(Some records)

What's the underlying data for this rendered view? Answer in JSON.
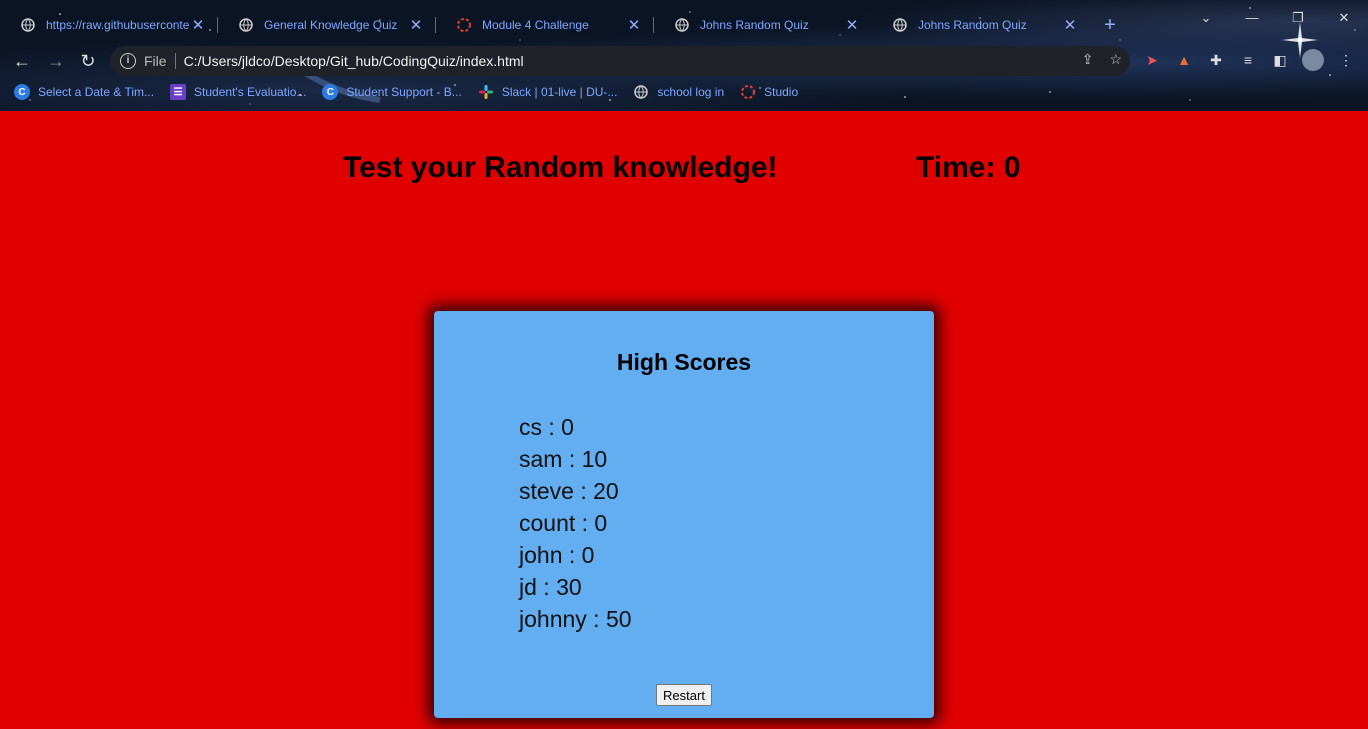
{
  "browser": {
    "tabs": [
      {
        "title": "https://raw.githubuserconte",
        "icon": "globe-icon"
      },
      {
        "title": "General Knowledge Quiz",
        "icon": "globe-icon"
      },
      {
        "title": "Module 4 Challenge",
        "icon": "ring-icon"
      },
      {
        "title": "Johns Random Quiz",
        "icon": "globe-icon"
      },
      {
        "title": "Johns Random Quiz",
        "icon": "globe-icon"
      }
    ],
    "address": {
      "scheme_label": "File",
      "url": "C:/Users/jldco/Desktop/Git_hub/CodingQuiz/index.html"
    },
    "bookmarks": [
      {
        "label": "Select a Date & Tim...",
        "icon": "c-logo-icon"
      },
      {
        "label": "Student's Evaluatio...",
        "icon": "form-icon"
      },
      {
        "label": "Student Support - B...",
        "icon": "c-logo-icon"
      },
      {
        "label": "Slack | 01-live | DU-...",
        "icon": "slack-icon"
      },
      {
        "label": "school log in",
        "icon": "globe-icon"
      },
      {
        "label": "Studio",
        "icon": "ring-icon"
      }
    ]
  },
  "page": {
    "heading": "Test your Random knowledge!",
    "timer": "Time: 0",
    "high_scores": {
      "title": "High Scores",
      "entries": [
        "cs : 0",
        "sam : 10",
        "steve : 20",
        "count : 0",
        "john : 0",
        "jd : 30",
        "johnny : 50"
      ],
      "restart_label": "Restart"
    }
  },
  "colors": {
    "page_background": "#e00000",
    "card_background": "#63aef0",
    "tab_text": "#7ea7ff"
  }
}
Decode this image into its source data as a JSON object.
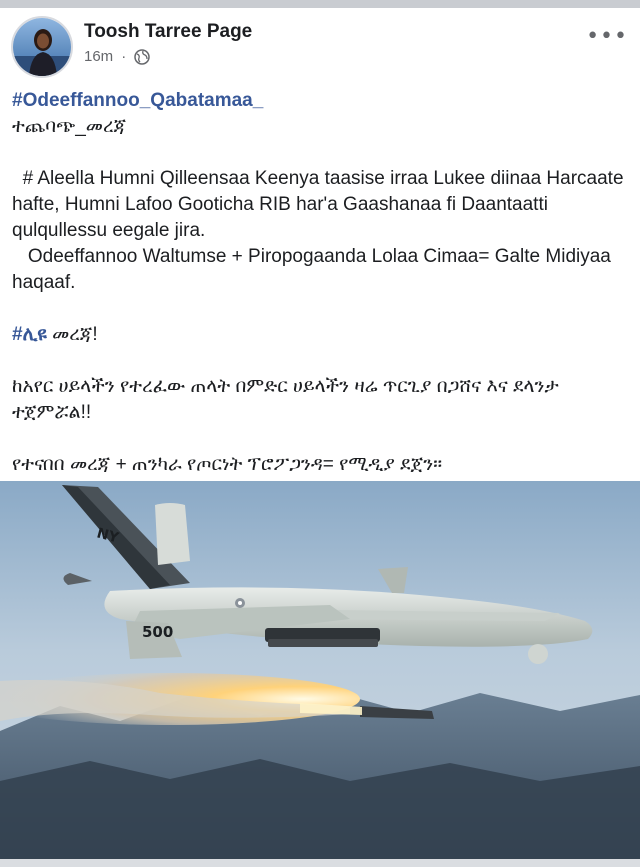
{
  "post": {
    "page_name": "Toosh Tarree Page",
    "timestamp": "16m",
    "separator": "·",
    "audience_icon": "globe-icon",
    "more_icon": "more-options-icon",
    "hashtag_main": "#Odeeffannoo_Qabatamaa_",
    "line_tag": "ተጨባጭ_መረጃ",
    "para1": "  # Aleella Humni Qilleensaa Keenya taasise irraa Lukee diinaa Harcaate hafte, Humni Lafoo Gooticha RIB har'a Gaashanaa fi Daantaatti qulqullessu eegale jira.",
    "para2": "   Odeeffannoo Waltumse + Piropogaanda Lolaa Cimaa= Galte Midiyaa haqaaf.",
    "hashtag_amharic": "#ሊዩ",
    "hashtag_amharic_rest": " መረጃ!",
    "para3": "ከአየር ሀይላችን የተረፈው ጠላት በምድር ሀይላችን ዛሬ ጥርጊያ በጋሸና እና ደላንታ ተጀምሯል!!",
    "para4": "የተናበበ መረጃ + ጠንካራ የጦርነት ፕሮፖጋንዳ= የሚዲያ ደጀን።"
  },
  "photo": {
    "drone_marking": "NY",
    "tail_number": "500"
  },
  "colors": {
    "hashtag": "#385898",
    "text": "#1c1e21",
    "meta": "#65676b"
  }
}
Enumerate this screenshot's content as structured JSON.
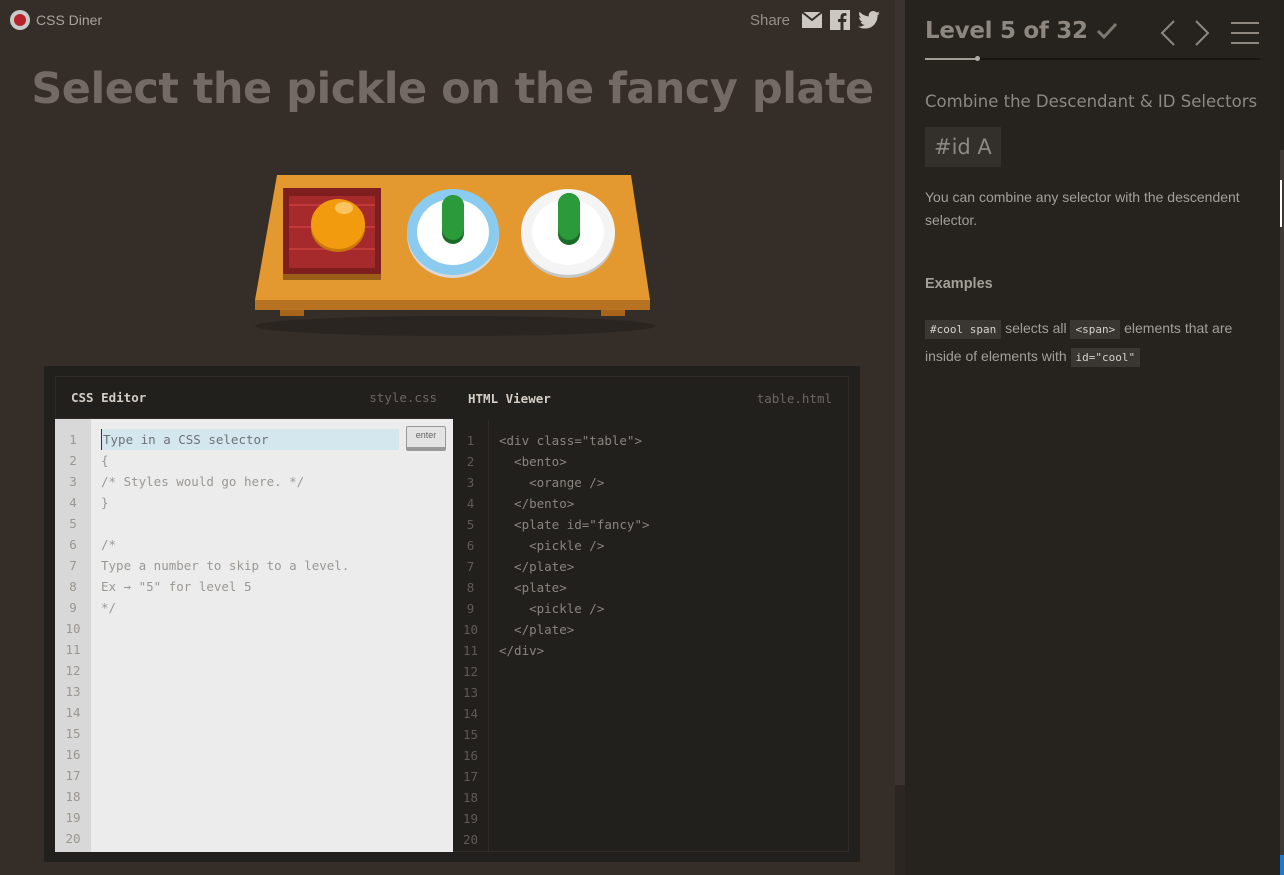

What you need to do
Pictures do not go in the copy. Write out exactly the lines from the line containing "Decode this image" through the last line of the listing.

Reply
Decode this image into its source data as a JSON object.
{
  "post": {
    "page_name": "Toosh Tarree Page",
    "timestamp": "16m",
    "separator": "·",
    "audience_icon": "globe-icon",
    "more_icon": "more-options-icon",
    "hashtag_main": "#Odeeffannoo_Qabatamaa_",
    "line_tag": "ተጨባጭ_መረጃ",
    "para1": "  # Aleella Humni Qilleensaa Keenya taasise irraa Lukee diinaa Harcaate hafte, Humni Lafoo Gooticha RIB har'a Gaashanaa fi Daantaatti qulqullessu eegale jira.",
    "para2": "   Odeeffannoo Waltumse + Piropogaanda Lolaa Cimaa= Galte Midiyaa haqaaf.",
    "hashtag_amharic": "#ሊዩ",
    "hashtag_amharic_rest": " መረጃ!",
    "para3": "ከአየር ሀይላችን የተረፈው ጠላት በምድር ሀይላችን ዛሬ ጥርጊያ በጋሸና እና ደላንታ ተጀምሯል!!",
    "para4": "የተናበበ መረጃ + ጠንካራ የጦርነት ፕሮፖጋንዳ= የሚዲያ ደጀን።"
  },
  "photo": {
    "drone_marking": "NY",
    "tail_number": "500"
  },
  "colors": {
    "hashtag": "#385898",
    "text": "#1c1e21",
    "meta": "#65676b"
  }
}
Enumerate this screenshot's content as structured JSON.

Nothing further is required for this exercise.